Can you copy out the listing below unchanged, starting at its first line and ending with the line that contains "volte-icon: Vo)) LTE1 xyxy=(674,28,706,55)", both included?

[Records from a data collection]
┌──

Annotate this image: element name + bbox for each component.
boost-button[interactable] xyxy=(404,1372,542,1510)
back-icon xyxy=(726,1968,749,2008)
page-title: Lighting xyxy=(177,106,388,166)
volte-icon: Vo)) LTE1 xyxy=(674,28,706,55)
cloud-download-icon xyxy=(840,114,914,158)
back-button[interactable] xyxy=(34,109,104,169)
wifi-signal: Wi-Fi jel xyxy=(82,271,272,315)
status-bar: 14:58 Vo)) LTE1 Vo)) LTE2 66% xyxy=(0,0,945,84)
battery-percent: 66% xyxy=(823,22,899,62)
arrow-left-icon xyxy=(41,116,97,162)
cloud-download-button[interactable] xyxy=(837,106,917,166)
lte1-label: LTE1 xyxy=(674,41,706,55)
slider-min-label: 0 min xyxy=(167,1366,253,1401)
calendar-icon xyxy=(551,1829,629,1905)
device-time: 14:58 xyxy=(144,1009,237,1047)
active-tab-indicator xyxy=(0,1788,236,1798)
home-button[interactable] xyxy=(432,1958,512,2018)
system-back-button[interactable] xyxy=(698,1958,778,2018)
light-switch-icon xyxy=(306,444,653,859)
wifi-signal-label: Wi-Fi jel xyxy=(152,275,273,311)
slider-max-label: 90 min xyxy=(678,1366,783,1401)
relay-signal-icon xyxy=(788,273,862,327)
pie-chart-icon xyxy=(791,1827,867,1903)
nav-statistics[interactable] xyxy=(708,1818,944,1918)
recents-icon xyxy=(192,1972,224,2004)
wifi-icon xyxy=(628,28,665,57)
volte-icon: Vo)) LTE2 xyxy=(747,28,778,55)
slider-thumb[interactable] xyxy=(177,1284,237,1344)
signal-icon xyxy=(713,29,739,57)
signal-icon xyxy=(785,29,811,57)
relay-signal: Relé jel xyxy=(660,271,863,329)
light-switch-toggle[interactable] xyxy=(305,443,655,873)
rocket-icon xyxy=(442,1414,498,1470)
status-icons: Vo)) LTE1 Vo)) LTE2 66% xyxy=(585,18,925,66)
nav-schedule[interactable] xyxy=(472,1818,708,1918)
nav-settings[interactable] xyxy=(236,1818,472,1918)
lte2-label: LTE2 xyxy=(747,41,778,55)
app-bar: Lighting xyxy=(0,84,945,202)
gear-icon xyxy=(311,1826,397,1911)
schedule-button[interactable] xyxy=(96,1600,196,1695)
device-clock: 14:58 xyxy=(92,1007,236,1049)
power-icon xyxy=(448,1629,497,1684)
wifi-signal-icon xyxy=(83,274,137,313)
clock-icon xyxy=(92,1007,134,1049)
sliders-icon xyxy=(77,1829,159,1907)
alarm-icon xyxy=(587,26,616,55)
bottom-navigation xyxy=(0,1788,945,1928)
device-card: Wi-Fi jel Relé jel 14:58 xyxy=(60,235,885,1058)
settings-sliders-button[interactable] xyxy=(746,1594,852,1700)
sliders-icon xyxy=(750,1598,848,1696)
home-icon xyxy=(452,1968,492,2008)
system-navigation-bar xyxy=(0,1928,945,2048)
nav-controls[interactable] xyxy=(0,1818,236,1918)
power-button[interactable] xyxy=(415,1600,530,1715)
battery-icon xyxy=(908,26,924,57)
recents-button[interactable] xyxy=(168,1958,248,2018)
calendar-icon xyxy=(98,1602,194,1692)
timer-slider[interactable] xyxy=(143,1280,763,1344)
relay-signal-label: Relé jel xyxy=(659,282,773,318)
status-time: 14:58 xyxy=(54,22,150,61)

└──

Task solution ▸
Annotate this image: element name + bbox for each component.
boost-button[interactable] xyxy=(404,1372,542,1510)
back-icon xyxy=(726,1968,749,2008)
page-title: Lighting xyxy=(177,106,388,166)
volte-icon: Vo)) LTE1 xyxy=(674,28,706,55)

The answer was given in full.